Please change "bullet-item" to "list-item" in the entries from the start through the line containing "formula-label-line: Infant [119,442,200,475]", and give those lines again with nothing else altered.

BEGIN

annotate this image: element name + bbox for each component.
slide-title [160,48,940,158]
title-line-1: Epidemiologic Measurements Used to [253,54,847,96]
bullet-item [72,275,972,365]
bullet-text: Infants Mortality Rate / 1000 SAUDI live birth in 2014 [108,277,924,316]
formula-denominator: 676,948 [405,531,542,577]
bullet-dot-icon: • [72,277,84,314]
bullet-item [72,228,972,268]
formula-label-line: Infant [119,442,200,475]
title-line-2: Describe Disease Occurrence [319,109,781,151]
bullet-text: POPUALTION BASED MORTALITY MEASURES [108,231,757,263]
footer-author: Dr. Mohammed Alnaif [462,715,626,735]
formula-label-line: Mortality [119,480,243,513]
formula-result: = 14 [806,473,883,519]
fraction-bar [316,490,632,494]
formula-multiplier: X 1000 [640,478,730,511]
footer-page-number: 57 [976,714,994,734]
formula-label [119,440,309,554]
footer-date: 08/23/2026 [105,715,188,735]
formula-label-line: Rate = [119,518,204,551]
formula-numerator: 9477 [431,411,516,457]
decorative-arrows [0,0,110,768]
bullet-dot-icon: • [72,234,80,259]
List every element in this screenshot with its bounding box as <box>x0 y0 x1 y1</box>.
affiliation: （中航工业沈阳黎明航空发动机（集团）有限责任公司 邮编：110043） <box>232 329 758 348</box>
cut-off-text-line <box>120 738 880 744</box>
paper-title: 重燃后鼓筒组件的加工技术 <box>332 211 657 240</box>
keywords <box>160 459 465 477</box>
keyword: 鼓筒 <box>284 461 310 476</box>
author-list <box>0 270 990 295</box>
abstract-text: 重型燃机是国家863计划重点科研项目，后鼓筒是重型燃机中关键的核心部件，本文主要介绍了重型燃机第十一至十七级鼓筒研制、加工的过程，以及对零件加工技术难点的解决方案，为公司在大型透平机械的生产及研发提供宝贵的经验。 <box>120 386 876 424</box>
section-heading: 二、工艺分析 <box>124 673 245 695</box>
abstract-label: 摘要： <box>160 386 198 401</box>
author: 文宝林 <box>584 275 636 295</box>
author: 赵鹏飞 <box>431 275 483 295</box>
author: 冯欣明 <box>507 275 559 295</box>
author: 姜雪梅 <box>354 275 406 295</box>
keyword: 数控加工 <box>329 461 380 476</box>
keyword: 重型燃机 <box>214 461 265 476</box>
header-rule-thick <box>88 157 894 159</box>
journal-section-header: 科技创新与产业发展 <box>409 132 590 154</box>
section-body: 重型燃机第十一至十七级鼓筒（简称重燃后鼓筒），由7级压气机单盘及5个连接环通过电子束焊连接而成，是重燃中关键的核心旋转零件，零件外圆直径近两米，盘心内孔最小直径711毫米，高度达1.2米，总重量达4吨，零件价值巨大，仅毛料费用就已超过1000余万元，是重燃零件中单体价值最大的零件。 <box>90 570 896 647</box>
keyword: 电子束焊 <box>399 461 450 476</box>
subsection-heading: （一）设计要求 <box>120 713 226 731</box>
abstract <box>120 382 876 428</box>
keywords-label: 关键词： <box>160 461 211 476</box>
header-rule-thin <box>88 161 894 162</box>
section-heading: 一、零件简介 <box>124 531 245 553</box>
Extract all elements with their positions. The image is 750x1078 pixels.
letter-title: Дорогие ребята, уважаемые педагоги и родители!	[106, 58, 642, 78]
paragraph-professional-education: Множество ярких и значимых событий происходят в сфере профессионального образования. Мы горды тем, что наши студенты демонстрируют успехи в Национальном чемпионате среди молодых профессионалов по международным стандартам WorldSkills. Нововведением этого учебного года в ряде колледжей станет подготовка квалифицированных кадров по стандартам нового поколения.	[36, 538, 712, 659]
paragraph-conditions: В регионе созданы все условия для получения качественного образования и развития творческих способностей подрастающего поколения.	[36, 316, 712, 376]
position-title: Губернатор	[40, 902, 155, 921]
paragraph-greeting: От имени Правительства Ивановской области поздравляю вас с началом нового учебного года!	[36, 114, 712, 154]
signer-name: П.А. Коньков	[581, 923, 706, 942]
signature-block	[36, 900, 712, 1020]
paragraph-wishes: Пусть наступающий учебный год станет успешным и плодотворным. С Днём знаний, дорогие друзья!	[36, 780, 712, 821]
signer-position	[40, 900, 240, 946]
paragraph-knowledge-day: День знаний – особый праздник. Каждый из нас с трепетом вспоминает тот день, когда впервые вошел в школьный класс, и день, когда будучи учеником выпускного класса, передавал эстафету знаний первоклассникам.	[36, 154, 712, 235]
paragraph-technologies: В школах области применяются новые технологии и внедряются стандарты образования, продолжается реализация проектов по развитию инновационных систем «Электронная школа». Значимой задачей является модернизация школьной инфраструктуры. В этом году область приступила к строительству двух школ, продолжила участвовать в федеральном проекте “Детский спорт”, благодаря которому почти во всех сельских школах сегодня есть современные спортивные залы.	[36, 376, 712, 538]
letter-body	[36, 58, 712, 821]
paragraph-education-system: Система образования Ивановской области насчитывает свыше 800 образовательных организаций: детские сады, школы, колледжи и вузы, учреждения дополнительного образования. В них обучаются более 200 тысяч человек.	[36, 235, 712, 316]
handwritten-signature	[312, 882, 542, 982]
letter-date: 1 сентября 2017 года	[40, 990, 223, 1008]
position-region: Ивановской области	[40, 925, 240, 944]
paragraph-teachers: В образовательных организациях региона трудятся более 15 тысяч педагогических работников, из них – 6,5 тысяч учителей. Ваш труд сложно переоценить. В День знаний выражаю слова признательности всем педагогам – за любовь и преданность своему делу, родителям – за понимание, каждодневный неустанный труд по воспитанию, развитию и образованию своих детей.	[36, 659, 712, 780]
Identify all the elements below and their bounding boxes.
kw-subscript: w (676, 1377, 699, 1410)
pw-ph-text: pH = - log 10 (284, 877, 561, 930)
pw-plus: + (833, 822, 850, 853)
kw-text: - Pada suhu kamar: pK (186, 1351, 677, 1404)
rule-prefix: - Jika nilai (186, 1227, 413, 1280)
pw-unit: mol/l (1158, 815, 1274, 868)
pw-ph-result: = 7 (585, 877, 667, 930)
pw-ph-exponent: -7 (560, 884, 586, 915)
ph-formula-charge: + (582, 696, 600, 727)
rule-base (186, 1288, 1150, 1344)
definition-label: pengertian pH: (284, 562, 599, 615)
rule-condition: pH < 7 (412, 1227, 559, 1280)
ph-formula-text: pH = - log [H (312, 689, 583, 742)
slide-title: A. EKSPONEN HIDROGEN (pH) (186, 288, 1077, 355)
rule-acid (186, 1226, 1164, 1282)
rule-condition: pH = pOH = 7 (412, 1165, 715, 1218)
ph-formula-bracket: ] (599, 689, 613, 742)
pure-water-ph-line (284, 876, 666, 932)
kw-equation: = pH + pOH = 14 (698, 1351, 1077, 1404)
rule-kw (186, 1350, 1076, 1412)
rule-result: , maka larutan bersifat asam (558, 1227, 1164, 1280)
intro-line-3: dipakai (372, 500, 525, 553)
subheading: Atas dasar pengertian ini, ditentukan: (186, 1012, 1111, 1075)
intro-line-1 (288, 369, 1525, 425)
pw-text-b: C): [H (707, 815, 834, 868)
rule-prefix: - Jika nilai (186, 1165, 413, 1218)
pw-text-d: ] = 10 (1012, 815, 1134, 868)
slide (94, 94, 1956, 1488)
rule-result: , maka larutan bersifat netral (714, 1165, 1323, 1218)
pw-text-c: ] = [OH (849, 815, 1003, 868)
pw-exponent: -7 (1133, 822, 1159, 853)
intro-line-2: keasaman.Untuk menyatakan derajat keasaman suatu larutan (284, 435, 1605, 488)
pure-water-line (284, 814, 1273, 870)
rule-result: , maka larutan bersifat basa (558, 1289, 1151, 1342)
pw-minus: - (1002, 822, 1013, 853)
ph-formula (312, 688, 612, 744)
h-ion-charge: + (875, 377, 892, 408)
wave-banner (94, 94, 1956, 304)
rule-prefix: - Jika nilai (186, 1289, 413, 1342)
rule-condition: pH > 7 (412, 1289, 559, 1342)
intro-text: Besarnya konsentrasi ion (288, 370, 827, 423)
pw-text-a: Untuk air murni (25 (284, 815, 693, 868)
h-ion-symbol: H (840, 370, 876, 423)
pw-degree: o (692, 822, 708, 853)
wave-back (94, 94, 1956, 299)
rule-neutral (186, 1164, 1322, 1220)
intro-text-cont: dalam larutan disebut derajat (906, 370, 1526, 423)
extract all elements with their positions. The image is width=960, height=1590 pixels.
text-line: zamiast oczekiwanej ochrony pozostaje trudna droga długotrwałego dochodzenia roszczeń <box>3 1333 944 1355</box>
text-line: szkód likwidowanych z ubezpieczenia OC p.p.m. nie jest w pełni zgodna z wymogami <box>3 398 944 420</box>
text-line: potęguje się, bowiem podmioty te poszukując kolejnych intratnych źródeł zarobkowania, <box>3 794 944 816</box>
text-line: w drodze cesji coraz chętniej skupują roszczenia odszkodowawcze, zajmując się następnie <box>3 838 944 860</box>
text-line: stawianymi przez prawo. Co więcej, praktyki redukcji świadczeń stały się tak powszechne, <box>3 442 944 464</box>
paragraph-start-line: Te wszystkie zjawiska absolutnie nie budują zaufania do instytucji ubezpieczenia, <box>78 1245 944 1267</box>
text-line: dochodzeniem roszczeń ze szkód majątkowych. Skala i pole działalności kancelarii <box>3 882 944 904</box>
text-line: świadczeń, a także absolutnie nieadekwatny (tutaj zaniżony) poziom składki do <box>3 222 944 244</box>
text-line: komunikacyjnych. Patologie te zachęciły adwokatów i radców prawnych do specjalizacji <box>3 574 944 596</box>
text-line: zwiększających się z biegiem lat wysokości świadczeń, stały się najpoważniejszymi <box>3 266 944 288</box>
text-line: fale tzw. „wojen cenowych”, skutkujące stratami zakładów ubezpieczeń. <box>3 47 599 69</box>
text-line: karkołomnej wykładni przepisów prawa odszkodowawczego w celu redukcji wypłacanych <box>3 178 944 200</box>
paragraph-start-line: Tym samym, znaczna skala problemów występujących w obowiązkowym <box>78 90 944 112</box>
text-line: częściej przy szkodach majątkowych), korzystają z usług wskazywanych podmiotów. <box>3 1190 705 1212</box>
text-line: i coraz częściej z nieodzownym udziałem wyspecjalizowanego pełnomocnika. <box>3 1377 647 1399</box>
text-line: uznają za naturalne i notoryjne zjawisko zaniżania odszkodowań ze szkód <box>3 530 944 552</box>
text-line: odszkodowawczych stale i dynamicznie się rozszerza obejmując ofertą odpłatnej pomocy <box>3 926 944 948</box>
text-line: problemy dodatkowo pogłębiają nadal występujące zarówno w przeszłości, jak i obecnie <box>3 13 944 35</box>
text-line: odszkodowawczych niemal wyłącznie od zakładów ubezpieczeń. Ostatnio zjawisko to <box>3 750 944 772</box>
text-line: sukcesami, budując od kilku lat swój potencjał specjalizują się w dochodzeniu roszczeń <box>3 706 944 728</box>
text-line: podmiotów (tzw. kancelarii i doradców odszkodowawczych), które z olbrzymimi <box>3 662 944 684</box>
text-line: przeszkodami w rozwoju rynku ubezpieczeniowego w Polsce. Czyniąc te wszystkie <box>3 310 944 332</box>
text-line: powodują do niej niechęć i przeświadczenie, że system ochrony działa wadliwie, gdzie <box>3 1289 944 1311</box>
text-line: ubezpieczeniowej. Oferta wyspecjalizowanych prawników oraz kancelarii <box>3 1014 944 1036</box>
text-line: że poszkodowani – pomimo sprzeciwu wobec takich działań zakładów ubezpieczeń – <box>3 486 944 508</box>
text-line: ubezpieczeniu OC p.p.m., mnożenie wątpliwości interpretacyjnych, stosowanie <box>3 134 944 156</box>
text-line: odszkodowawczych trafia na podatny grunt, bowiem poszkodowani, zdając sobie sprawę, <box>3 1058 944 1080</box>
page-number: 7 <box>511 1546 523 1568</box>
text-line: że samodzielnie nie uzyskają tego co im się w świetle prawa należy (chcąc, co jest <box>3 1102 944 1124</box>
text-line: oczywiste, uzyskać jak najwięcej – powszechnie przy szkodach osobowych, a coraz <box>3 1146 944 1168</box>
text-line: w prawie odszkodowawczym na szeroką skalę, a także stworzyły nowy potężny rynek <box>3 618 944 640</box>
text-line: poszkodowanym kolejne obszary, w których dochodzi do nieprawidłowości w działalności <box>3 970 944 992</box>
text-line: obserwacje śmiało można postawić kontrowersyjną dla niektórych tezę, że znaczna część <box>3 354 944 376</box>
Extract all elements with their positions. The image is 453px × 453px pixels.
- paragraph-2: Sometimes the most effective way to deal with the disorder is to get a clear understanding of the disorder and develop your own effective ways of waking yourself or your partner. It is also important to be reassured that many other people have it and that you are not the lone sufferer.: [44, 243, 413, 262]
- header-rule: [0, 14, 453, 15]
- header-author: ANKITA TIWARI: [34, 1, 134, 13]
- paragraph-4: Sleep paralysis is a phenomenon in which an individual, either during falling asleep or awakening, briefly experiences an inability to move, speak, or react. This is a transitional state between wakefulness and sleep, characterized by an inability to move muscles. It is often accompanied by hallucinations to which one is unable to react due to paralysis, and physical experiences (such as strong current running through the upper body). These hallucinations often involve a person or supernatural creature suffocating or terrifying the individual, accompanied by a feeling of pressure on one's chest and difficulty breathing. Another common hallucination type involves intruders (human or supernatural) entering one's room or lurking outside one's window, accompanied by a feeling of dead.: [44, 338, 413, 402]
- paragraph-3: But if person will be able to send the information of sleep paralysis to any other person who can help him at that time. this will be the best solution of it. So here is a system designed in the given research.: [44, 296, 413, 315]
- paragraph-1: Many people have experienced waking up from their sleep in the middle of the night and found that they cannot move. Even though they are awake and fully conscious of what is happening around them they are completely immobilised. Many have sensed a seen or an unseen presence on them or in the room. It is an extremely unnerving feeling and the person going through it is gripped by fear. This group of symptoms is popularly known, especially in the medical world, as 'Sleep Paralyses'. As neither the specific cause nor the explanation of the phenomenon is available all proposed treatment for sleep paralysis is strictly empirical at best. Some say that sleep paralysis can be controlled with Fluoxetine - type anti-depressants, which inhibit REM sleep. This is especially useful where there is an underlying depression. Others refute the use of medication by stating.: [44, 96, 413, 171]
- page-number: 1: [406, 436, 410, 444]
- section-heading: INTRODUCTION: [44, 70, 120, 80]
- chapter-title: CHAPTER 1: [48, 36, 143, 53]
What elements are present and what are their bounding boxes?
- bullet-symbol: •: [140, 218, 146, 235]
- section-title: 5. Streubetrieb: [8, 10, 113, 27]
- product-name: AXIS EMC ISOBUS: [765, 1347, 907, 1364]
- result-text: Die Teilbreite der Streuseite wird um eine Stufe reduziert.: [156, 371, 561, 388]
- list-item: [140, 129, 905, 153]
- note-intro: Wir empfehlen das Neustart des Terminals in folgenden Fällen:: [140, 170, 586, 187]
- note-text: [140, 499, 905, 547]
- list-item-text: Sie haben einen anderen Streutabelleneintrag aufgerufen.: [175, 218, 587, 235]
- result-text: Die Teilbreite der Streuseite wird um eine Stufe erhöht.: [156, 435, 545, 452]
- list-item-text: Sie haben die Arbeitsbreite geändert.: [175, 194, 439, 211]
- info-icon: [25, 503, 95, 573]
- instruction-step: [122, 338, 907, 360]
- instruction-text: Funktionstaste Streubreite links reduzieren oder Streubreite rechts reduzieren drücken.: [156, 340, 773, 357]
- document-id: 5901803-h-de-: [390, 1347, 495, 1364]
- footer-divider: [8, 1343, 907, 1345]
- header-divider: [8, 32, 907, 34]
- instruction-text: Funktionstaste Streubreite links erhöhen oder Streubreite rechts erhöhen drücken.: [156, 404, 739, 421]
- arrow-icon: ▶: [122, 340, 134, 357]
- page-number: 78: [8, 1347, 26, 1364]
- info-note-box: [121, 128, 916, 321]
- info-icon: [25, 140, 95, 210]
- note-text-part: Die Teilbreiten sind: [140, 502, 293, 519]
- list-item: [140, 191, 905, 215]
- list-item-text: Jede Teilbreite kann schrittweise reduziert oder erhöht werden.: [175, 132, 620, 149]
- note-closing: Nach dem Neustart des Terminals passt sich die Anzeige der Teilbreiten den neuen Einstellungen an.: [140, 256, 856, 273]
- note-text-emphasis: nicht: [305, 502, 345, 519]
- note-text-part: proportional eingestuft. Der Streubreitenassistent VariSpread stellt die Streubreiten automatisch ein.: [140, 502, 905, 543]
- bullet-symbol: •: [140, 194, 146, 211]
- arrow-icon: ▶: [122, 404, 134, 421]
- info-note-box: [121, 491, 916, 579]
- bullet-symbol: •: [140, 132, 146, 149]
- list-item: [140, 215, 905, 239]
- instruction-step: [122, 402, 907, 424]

END

- [Response]
annotate this image: element name + bbox for each component.
slide-title [160,48,940,158]
title-line-1: Epidemiologic Measurements Used to [253,54,847,96]
list-item [72,275,972,365]
bullet-text: Infants Mortality Rate / 1000 SAUDI live birth in 2014 [108,277,924,316]
formula-denominator: 676,948 [405,531,542,577]
bullet-dot-icon: • [72,277,84,314]
list-item [72,228,972,268]
formula-label-line: Infant [119,442,200,475]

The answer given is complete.